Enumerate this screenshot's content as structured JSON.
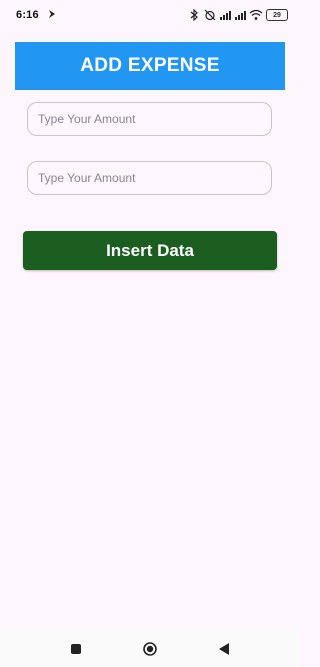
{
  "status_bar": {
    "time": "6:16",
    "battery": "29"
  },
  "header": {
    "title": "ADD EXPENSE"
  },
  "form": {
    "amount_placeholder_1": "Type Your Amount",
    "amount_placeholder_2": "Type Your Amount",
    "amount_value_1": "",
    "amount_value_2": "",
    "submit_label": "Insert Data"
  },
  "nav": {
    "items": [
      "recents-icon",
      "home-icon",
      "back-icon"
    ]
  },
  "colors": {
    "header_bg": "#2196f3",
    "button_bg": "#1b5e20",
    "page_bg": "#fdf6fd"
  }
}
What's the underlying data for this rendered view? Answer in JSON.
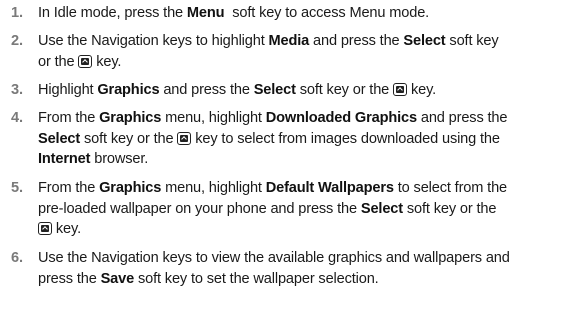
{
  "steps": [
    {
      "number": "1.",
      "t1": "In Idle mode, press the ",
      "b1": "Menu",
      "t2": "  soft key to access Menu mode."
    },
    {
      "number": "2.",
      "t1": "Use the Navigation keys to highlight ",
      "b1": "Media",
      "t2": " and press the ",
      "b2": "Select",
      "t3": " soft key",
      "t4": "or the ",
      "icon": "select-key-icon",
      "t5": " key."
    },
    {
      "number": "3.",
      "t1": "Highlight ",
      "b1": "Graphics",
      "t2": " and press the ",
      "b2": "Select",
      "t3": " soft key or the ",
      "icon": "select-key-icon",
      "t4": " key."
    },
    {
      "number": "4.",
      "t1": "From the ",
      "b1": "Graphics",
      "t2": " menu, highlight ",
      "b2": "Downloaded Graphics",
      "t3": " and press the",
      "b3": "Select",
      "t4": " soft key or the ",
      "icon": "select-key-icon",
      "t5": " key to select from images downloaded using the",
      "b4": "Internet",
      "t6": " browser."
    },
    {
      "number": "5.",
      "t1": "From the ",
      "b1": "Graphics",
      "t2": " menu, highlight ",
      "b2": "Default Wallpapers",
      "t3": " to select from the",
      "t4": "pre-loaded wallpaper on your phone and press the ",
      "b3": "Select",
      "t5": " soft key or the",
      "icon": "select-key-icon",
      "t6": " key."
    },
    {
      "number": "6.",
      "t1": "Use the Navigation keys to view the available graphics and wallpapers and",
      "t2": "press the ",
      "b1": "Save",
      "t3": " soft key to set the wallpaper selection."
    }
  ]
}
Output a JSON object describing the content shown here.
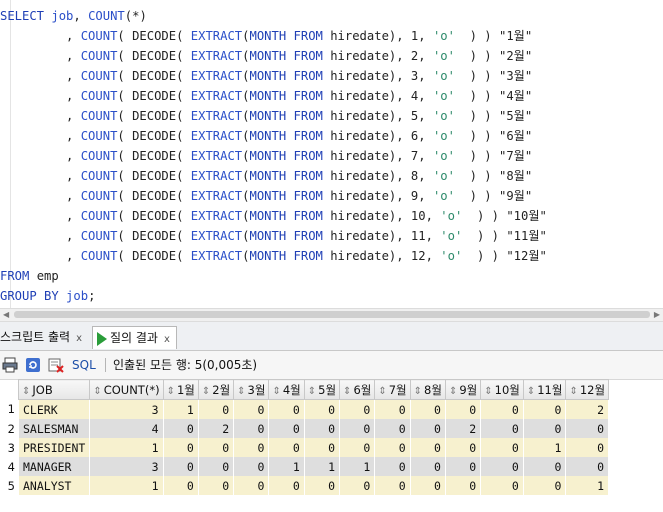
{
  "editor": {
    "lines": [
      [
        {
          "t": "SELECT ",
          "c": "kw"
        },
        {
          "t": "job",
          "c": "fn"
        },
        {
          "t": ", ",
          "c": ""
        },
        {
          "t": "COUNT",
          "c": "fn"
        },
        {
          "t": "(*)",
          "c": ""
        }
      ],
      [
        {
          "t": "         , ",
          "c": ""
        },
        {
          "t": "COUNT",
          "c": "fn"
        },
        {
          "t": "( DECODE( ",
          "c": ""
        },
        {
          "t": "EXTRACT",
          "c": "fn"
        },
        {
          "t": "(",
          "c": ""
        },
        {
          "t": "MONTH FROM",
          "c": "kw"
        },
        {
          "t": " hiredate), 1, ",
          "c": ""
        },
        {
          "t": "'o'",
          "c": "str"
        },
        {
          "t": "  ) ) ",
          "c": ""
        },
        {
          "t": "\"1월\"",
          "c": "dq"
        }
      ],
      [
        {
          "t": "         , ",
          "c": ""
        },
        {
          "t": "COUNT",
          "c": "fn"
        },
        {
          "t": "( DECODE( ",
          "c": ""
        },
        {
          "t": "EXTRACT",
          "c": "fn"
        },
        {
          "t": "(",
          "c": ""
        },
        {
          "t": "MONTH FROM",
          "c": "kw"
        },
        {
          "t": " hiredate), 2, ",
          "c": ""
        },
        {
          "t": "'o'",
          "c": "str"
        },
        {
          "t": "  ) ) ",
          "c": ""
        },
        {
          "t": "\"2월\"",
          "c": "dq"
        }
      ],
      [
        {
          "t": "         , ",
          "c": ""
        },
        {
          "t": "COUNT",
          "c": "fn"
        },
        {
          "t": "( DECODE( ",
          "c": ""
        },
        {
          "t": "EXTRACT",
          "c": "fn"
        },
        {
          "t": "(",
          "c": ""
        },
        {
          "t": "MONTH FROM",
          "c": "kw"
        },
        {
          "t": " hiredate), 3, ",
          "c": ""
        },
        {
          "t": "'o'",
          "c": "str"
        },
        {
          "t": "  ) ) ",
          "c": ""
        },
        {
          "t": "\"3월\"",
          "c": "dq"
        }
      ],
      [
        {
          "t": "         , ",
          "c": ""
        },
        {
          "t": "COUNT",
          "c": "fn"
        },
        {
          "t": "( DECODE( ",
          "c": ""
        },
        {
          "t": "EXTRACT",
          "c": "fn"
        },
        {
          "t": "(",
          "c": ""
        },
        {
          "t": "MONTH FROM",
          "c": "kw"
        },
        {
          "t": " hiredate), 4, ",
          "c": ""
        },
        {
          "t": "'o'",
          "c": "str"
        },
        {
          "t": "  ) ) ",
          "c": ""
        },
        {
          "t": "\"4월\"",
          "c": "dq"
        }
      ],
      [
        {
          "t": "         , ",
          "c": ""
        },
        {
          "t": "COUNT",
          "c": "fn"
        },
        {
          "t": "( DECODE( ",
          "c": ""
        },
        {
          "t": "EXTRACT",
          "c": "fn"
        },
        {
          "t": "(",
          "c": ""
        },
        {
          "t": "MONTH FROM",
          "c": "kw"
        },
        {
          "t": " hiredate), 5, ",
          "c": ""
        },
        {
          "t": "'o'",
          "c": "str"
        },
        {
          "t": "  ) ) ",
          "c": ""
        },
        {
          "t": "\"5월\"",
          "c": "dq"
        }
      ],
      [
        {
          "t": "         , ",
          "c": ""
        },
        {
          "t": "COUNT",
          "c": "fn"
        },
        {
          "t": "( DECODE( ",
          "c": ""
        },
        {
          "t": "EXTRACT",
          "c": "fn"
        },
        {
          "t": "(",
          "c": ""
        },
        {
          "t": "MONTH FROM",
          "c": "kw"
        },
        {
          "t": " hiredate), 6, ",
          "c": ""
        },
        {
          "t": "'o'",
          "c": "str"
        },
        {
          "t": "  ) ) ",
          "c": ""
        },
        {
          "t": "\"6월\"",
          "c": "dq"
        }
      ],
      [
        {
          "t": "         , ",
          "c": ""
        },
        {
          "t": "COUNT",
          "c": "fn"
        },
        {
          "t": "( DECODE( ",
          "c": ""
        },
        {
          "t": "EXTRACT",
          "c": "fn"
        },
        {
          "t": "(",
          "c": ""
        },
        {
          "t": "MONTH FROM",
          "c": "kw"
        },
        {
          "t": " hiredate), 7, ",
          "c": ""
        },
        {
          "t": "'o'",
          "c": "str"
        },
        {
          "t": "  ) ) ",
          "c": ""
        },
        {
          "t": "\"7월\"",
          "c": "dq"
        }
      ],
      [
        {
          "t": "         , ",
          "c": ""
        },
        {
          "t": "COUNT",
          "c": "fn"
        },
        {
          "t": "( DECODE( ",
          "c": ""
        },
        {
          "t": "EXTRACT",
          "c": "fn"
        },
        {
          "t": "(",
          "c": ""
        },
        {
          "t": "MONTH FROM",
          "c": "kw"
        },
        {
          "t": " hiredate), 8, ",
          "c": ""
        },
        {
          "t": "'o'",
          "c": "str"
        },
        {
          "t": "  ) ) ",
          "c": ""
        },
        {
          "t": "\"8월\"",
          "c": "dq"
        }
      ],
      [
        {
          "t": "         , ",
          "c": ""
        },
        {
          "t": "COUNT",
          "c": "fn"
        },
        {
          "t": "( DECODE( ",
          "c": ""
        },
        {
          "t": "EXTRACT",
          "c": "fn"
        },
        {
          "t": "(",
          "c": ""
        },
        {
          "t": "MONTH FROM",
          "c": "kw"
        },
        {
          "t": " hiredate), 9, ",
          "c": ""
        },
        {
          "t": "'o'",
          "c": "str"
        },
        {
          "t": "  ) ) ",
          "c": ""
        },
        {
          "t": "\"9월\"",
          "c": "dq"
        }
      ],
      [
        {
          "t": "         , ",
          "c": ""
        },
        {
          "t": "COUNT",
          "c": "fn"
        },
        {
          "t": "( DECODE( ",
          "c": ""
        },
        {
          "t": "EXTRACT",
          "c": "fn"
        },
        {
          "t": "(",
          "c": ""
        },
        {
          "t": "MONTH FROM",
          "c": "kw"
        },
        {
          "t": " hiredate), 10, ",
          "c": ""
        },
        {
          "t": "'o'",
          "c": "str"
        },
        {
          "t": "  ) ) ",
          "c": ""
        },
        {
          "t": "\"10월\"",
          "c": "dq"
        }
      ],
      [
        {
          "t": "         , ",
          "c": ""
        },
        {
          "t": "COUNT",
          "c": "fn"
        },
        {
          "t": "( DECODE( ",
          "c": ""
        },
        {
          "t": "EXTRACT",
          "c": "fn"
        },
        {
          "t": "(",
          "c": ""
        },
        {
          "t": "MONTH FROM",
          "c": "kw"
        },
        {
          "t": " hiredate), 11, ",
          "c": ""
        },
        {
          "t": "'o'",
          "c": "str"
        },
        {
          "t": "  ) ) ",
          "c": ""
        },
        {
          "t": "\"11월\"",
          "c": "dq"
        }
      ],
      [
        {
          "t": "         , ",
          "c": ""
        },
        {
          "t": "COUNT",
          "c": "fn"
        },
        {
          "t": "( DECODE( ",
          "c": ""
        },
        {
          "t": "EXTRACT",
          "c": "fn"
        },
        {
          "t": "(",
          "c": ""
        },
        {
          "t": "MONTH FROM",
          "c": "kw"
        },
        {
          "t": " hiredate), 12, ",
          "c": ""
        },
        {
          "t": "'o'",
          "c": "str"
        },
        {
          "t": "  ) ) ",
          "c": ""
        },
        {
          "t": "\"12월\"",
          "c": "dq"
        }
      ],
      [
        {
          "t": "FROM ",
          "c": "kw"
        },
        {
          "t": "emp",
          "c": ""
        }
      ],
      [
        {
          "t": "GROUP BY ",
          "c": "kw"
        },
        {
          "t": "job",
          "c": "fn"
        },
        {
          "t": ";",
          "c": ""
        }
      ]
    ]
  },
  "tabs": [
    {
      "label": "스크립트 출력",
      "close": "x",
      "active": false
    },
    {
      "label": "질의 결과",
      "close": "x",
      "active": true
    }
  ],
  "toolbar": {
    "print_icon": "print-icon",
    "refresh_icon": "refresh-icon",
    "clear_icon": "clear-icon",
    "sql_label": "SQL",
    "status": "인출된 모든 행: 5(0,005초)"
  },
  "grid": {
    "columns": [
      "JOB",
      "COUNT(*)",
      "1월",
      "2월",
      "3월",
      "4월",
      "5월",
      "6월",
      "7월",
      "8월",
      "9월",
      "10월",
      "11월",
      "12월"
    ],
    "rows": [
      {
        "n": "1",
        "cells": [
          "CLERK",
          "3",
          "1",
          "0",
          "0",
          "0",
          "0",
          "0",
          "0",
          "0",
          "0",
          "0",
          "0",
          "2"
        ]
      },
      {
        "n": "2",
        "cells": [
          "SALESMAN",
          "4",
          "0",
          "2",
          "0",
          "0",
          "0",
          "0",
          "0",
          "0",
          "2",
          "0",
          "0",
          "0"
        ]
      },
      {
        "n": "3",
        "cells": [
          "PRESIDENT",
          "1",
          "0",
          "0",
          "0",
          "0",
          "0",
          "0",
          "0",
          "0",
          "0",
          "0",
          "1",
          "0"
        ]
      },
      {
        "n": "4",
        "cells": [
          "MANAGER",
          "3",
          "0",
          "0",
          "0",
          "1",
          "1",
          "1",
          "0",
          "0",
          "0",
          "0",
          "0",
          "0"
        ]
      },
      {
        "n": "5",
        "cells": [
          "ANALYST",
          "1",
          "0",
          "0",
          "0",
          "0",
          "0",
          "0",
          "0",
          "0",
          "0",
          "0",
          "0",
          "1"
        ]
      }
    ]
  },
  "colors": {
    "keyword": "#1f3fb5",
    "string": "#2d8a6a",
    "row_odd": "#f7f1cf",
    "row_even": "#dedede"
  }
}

WRITTEN REQUEST: Go through the entries above and pull out each line with "icon" in it.

SOLUTION FOR THIS PROBLEM:
      "recents-icon",
      "home-icon",
      "back-icon"
      "icon": "select-key-icon",
      "icon": "select-key-icon",
      "icon": "select-key-icon",
      "icon": "select-key-icon",
    "print_icon": "print-icon",
    "refresh_icon": "refresh-icon",
    "clear_icon": "clear-icon",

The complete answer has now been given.